Short problem:
Repeat, exactly and completely, the entries shown underneath.
+---+
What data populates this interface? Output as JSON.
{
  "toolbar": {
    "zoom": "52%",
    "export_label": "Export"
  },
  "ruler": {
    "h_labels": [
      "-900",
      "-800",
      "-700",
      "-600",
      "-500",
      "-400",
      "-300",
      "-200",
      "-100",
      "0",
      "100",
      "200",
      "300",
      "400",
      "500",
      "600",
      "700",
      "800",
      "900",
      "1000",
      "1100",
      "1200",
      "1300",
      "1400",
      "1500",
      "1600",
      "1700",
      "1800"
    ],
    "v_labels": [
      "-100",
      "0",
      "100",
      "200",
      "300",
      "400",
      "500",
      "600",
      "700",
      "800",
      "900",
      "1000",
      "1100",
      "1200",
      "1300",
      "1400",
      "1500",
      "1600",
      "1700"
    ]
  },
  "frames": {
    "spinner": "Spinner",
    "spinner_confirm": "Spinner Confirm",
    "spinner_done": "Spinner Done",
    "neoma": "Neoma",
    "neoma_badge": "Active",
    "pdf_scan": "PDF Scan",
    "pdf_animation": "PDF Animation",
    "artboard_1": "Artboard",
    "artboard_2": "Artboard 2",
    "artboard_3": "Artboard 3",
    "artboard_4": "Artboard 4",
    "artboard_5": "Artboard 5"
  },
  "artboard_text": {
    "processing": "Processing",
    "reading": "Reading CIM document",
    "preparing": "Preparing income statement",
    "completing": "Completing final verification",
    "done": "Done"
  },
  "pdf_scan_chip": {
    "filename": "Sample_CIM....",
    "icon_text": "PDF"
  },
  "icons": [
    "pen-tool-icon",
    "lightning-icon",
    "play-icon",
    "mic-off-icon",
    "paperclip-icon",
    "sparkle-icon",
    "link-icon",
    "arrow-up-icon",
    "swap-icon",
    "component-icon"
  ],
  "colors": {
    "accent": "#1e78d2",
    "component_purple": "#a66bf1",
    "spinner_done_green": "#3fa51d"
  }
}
+---+
Output of the exercise:
What data populates this interface? Output as JSON.
{
  "toolbar": {
    "zoom": "52%",
    "export_label": "Export"
  },
  "ruler": {
    "h_labels": [
      "-900",
      "-800",
      "-700",
      "-600",
      "-500",
      "-400",
      "-300",
      "-200",
      "-100",
      "0",
      "100",
      "200",
      "300",
      "400",
      "500",
      "600",
      "700",
      "800",
      "900",
      "1000",
      "1100",
      "1200",
      "1300",
      "1400",
      "1500",
      "1600",
      "1700",
      "1800"
    ],
    "v_labels": [
      "-100",
      "0",
      "100",
      "200",
      "300",
      "400",
      "500",
      "600",
      "700",
      "800",
      "900",
      "1000",
      "1100",
      "1200",
      "1300",
      "1400",
      "1500",
      "1600",
      "1700"
    ]
  },
  "frames": {
    "spinner": "Spinner",
    "spinner_confirm": "Spinner Confirm",
    "spinner_done": "Spinner Done",
    "neoma": "Neoma",
    "neoma_badge": "Active",
    "pdf_scan": "PDF Scan",
    "pdf_animation": "PDF Animation",
    "artboard_1": "Artboard",
    "artboard_2": "Artboard 2",
    "artboard_3": "Artboard 3",
    "artboard_4": "Artboard 4",
    "artboard_5": "Artboard 5"
  },
  "artboard_text": {
    "processing": "Processing",
    "reading": "Reading CIM document",
    "preparing": "Preparing income statement",
    "completing": "Completing final verification",
    "done": "Done"
  },
  "pdf_scan_chip": {
    "filename": "Sample_CIM....",
    "icon_text": "PDF"
  },
  "icons": [
    "pen-tool-icon",
    "lightning-icon",
    "play-icon",
    "mic-off-icon",
    "paperclip-icon",
    "sparkle-icon",
    "link-icon",
    "arrow-up-icon",
    "swap-icon",
    "component-icon"
  ],
  "colors": {
    "accent": "#1e78d2",
    "component_purple": "#a66bf1",
    "spinner_done_green": "#3fa51d"
  }
}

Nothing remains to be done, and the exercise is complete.